Without any pictures, reproduce exactly the lines running from the line containing "Transcribe this image's" through the end of the entries.

● Extracted records
* * * *

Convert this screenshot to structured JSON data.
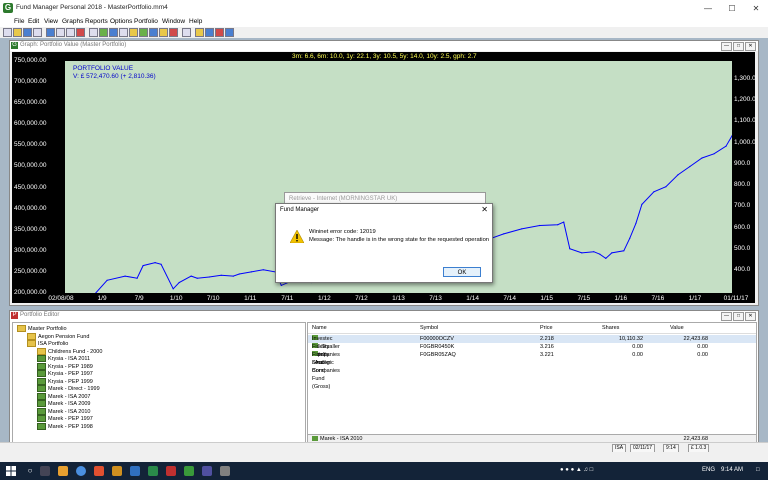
{
  "window": {
    "title": "Fund Manager Personal 2018 - MasterPortfolio.mm4",
    "app_icon_letter": "G"
  },
  "menu": [
    "File",
    "Edit",
    "View",
    "Graphs",
    "Reports",
    "Options",
    "Portfolio",
    "Window",
    "Help"
  ],
  "graph_window": {
    "title": "Graph: Portfolio Value (Master Portfolio)",
    "icon_letter": "G",
    "performance": "3m: 6.6,    6m: 10.0,    1y: 22.1,    3y: 10.5,    5y: 14.0,    10y: 2.5,    gph: 2.7",
    "label": "PORTFOLIO VALUE",
    "value": "V: £ 572,470.60 (+ 2,810.36)"
  },
  "chart_data": {
    "type": "line",
    "title": "Graph: Portfolio Value (Master Portfolio)",
    "xlabel": "",
    "ylabel": "",
    "ylim": [
      200000,
      750000
    ],
    "y_ticks": [
      "750,000.00",
      "700,000.00",
      "650,000.00",
      "600,000.00",
      "550,000.00",
      "500,000.00",
      "450,000.00",
      "400,000.00",
      "350,000.00",
      "300,000.00",
      "250,000.00",
      "200,000.00"
    ],
    "y2_ticks": [
      "1,300.0",
      "1,200.0",
      "1,100.0",
      "1,000.0",
      "900.0",
      "800.0",
      "700.0",
      "600.0",
      "500.0",
      "400.0"
    ],
    "x_ticks": [
      "02/08/08",
      "1/9",
      "7/9",
      "1/10",
      "7/10",
      "1/11",
      "7/11",
      "1/12",
      "7/12",
      "1/13",
      "7/13",
      "1/14",
      "7/14",
      "1/15",
      "7/15",
      "1/16",
      "7/16",
      "1/17",
      "01/11/17"
    ],
    "grid": false,
    "line_color": "#0000ff",
    "background": "#c5dfc5",
    "x": [
      "2008-08",
      "2008-12",
      "2009-01",
      "2009-03",
      "2009-06",
      "2009-08",
      "2009-09",
      "2009-11",
      "2009-12",
      "2010-02",
      "2010-03",
      "2010-05",
      "2010-06",
      "2010-08",
      "2010-10",
      "2010-12",
      "2011-01",
      "2011-03",
      "2011-05",
      "2011-07",
      "2011-08",
      "2011-10",
      "2011-12",
      "2012-01",
      "2014-05",
      "2014-06",
      "2014-09",
      "2014-12",
      "2015-03",
      "2015-06",
      "2015-07",
      "2015-08",
      "2015-10",
      "2015-12",
      "2016-01",
      "2016-02",
      "2016-03",
      "2016-05",
      "2016-06",
      "2016-07",
      "2016-08",
      "2016-10",
      "2016-12",
      "2017-02",
      "2017-04",
      "2017-06",
      "2017-08",
      "2017-10",
      "2017-11"
    ],
    "values": [
      195000,
      195000,
      198000,
      230000,
      240000,
      235000,
      265000,
      272000,
      268000,
      210000,
      225000,
      240000,
      235000,
      238000,
      242000,
      240000,
      245000,
      250000,
      255000,
      250000,
      218000,
      230000,
      235000,
      225000,
      318000,
      325000,
      340000,
      352000,
      360000,
      362000,
      368000,
      305000,
      295000,
      298000,
      292000,
      282000,
      295000,
      300000,
      330000,
      365000,
      410000,
      440000,
      452000,
      480000,
      500000,
      520000,
      530000,
      548000,
      572470
    ]
  },
  "retrieve_window": {
    "title": "Retrieve - Internet (MORNINGSTAR UK)"
  },
  "dialog": {
    "title": "Fund Manager",
    "close": "✕",
    "line1": "Wininet error code: 12019",
    "line2": "Message: The handle is in the wrong state for the requested operation",
    "ok": "OK"
  },
  "editor": {
    "title": "Portfolio Editor",
    "icon_letter": "P",
    "tree": [
      {
        "label": "Master Portfolio",
        "level": 0,
        "icon": "folder"
      },
      {
        "label": "Aegon Pension Fund",
        "level": 1,
        "icon": "folder"
      },
      {
        "label": "ISA Portfolio",
        "level": 1,
        "icon": "folder"
      },
      {
        "label": "Childrens Fund - 2000",
        "level": 2,
        "icon": "folder"
      },
      {
        "label": "Krysia - ISA 2011",
        "level": 2,
        "icon": "green"
      },
      {
        "label": "Krysia - PEP 1989",
        "level": 2,
        "icon": "green"
      },
      {
        "label": "Krysia - PEP 1997",
        "level": 2,
        "icon": "green"
      },
      {
        "label": "Krysia - PEP 1999",
        "level": 2,
        "icon": "green"
      },
      {
        "label": "Marek - Direct - 1999",
        "level": 2,
        "icon": "green"
      },
      {
        "label": "Marek - ISA 2007",
        "level": 2,
        "icon": "green"
      },
      {
        "label": "Marek - ISA 2009",
        "level": 2,
        "icon": "green"
      },
      {
        "label": "Marek - ISA 2010",
        "level": 2,
        "icon": "green"
      },
      {
        "label": "Marek - PEP 1997",
        "level": 2,
        "icon": "green"
      },
      {
        "label": "Marek - PEP 1998",
        "level": 2,
        "icon": "green"
      }
    ],
    "columns": {
      "name": "Name",
      "symbol": "Symbol",
      "price": "Price",
      "shares": "Shares",
      "value": "Value"
    },
    "rows": [
      {
        "name": "Investec UK Smaller Companies I Acc",
        "symbol": "F00000OCZV",
        "price": "2.218",
        "shares": "10,110.32",
        "value": "22,423.68"
      },
      {
        "name": "Fidelity Japan Smaller Companies",
        "symbol": "F0GBR0450K",
        "price": "3.216",
        "shares": "0.00",
        "value": "0.00"
      },
      {
        "name": "Fidelity Strategic Bond Fund (Gross)",
        "symbol": "F0GBR05ZAQ",
        "price": "3.221",
        "shares": "0.00",
        "value": "0.00"
      }
    ],
    "total": {
      "label": "Marek - ISA 2010",
      "value": "22,423.68"
    }
  },
  "statusbar": {
    "isa": "ISA",
    "date": "02/11/17",
    "time": "9:14",
    "code": "£ 1.0.3"
  },
  "taskbar": {
    "time": "9:14 AM",
    "lang": "ENG"
  }
}
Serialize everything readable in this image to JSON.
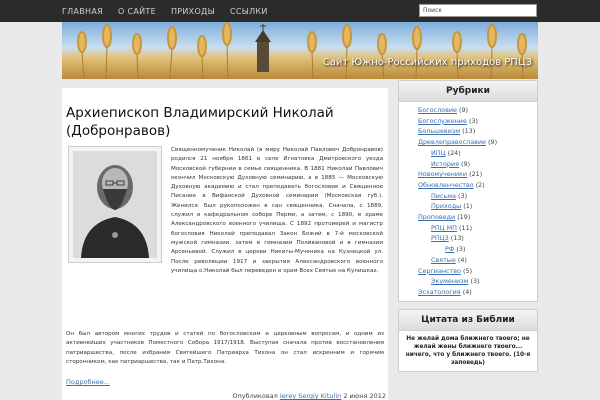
{
  "nav": {
    "items": [
      "ГЛАВНАЯ",
      "О САЙТЕ",
      "ПРИХОДЫ",
      "ССЫЛКИ"
    ]
  },
  "search": {
    "value": "Поиск"
  },
  "header": {
    "site_title": "Сайт Южно-Российских приходов РПЦЗ"
  },
  "post": {
    "title": "Архиепископ Владимирский Николай (Добронравов)",
    "body_top": "Священномученик Николай (в миру Николай Павлович Добронравов) родился 21 ноября 1861 в селе Игнатовка Дмитровского уезда Московской губернии в семье священника. В 1881 Николай Павлович окончил Московскую Духовную семинарию, а в 1885 — Московскую Духовную академию и стал преподавать богословие и Священное Писание в Вифанской Духовной семинарии (Московская губ.). Женился. Был рукоположен в сан священника. Сначала, с 1889, служил в кафедральном соборе Перми, а затем, с 1890, в храме Александровского военного училища. С 1892 протоиерей и магистр богословия Николай преподавал Закон Божий в 7-й московской мужской гимназии, затем в гимназии Поливановой и в гимназии Арсеньевой. Служил в церкви Никиты-Мученика на Кузнецкой ул. После революции 1917 и закрытия Александровского военного училища о.Николай был переведен в храм Всех Святых на Кулишках.",
    "body_bottom": "Он был автором многих трудов и статей по богословским и церковным вопросам, и одним из активнейших участников Поместного Собора 1917/1918. Выступая сначала против восстановления патриаршества, после избрания Святейшего Патриарха Тихона он стал искренним и горячим сторонником, как патриаршества, так и Патр.Тихона.",
    "more": "Подробнее...",
    "byline_prefix": "Опубликовал",
    "author": "Ierey Sergiy Kitulin",
    "date": "2 июня 2012"
  },
  "sidebar": {
    "rubrics_title": "Рубрики",
    "categories": [
      {
        "name": "Богословие",
        "count": "(9)",
        "level": 0
      },
      {
        "name": "Богослужение",
        "count": "(3)",
        "level": 0
      },
      {
        "name": "Большевизм",
        "count": "(13)",
        "level": 0
      },
      {
        "name": "Древлеправославие",
        "count": "(9)",
        "level": 0
      },
      {
        "name": "ИПЦ",
        "count": "(24)",
        "level": 1
      },
      {
        "name": "История",
        "count": "(9)",
        "level": 1
      },
      {
        "name": "Новомученики",
        "count": "(21)",
        "level": 0
      },
      {
        "name": "Обновленчество",
        "count": "(2)",
        "level": 0
      },
      {
        "name": "Письма",
        "count": "(3)",
        "level": 1
      },
      {
        "name": "Приходы",
        "count": "(1)",
        "level": 1
      },
      {
        "name": "Проповеди",
        "count": "(19)",
        "level": 0
      },
      {
        "name": "РПЦ МП",
        "count": "(11)",
        "level": 1
      },
      {
        "name": "РПЦЗ",
        "count": "(13)",
        "level": 1
      },
      {
        "name": "РФ",
        "count": "(3)",
        "level": 2
      },
      {
        "name": "Святые",
        "count": "(4)",
        "level": 1
      },
      {
        "name": "Сергианство",
        "count": "(5)",
        "level": 0
      },
      {
        "name": "Экуменизм",
        "count": "(3)",
        "level": 1
      },
      {
        "name": "Эсхатология",
        "count": "(4)",
        "level": 0
      }
    ],
    "quote_title": "Цитата из Библии",
    "quote_text": "Не желай дома ближнего твоего; не желай жены ближнего твоего... ничего, что у ближнего твоего. (10-я заповедь)"
  }
}
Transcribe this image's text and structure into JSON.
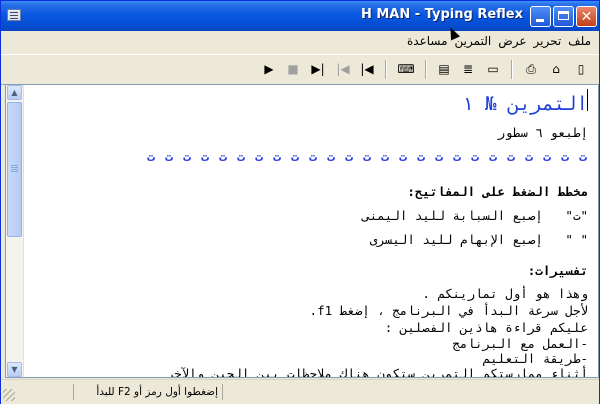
{
  "window": {
    "title": "H MAN - Typing Reflex"
  },
  "menu": {
    "file": "ملف",
    "edit": "تحرير",
    "view": "عرض",
    "exercises": "التمرين",
    "help": "مساعدة"
  },
  "toolbar": {
    "icons": [
      "new-icon",
      "open-icon",
      "print-icon",
      "page-icon",
      "page-lines-icon",
      "page-list-icon",
      "keyboard-icon",
      "skip-back-icon",
      "step-back-icon",
      "step-forward-icon",
      "stop-icon",
      "play-icon"
    ]
  },
  "document": {
    "heading": "التمرين № ١",
    "instruction": "إطبعو ٦ سطور",
    "drill_char": "ت",
    "drill_count": 25,
    "keymap_title": "مخطط الضغط على المفاتيح:",
    "keymap_row1_key": "\"ت\"",
    "keymap_row1_desc": "إصبع السبابة لليد اليمنى",
    "keymap_row2_key": "\" \"",
    "keymap_row2_desc": "إصبع الإبهام لليد اليسرى",
    "explanations_title": "تفسيرات:",
    "lines": [
      "وهذا هو أول تمارينكم .",
      "لأجل سرعة البدأ في البرنامج ، إضغط f1.",
      "عليكم قراءة هاذين الفصلين :",
      "-العمل مع البرنامج",
      "-طريقة التعليم",
      "أثناء ممارستكم التمرين ستكون هناك ملاحظات بين الحين والآخر"
    ]
  },
  "status": {
    "hint": "إضغطوا أول رمز أو F2 للبدأ"
  }
}
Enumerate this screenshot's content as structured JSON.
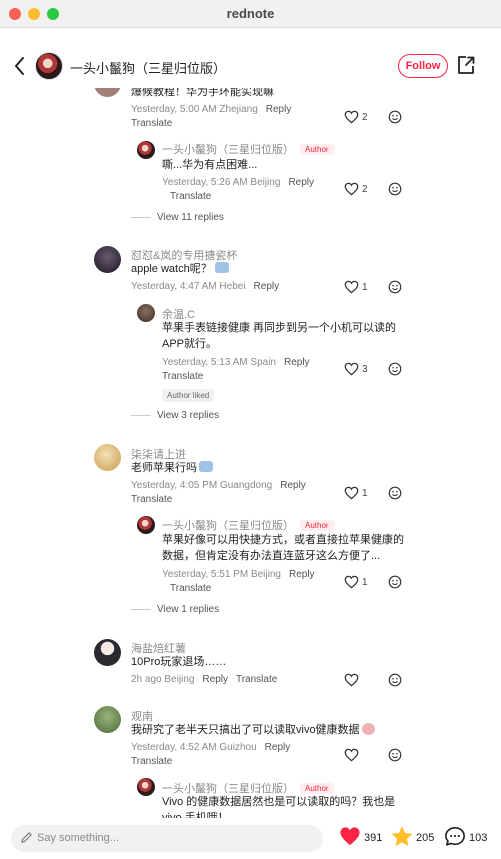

* * * *

● Response to the exercise
Transcribe this image's text and structure into JSON.
{
  "window": {
    "title": "H MAN - Typing Reflex"
  },
  "menu": {
    "file": "ملف",
    "edit": "تحرير",
    "view": "عرض",
    "exercises": "التمرين",
    "help": "مساعدة"
  },
  "toolbar": {
    "icons": [
      "new-icon",
      "open-icon",
      "print-icon",
      "page-icon",
      "page-lines-icon",
      "page-list-icon",
      "keyboard-icon",
      "skip-back-icon",
      "step-back-icon",
      "step-forward-icon",
      "stop-icon",
      "play-icon"
    ]
  },
  "document": {
    "heading": "التمرين № ١",
    "instruction": "إطبعو ٦ سطور",
    "drill_char": "ت",
    "drill_count": 25,
    "keymap_title": "مخطط الضغط على المفاتيح:",
    "keymap_row1_key": "\"ت\"",
    "keymap_row1_desc": "إصبع السبابة لليد اليمنى",
    "keymap_row2_key": "\" \"",
    "keymap_row2_desc": "إصبع الإبهام لليد اليسرى",
    "explanations_title": "تفسيرات:",
    "lines": [
      "وهذا هو أول تمارينكم .",
      "لأجل سرعة البدأ في البرنامج ، إضغط f1.",
      "عليكم قراءة هاذين الفصلين :",
      "-العمل مع البرنامج",
      "-طريقة التعليم",
      "أثناء ممارستكم التمرين ستكون هناك ملاحظات بين الحين والآخر"
    ]
  },
  "status": {
    "hint": "إضغطوا أول رمز أو F2 للبدأ"
  }
}
Enumerate this screenshot's content as structured JSON.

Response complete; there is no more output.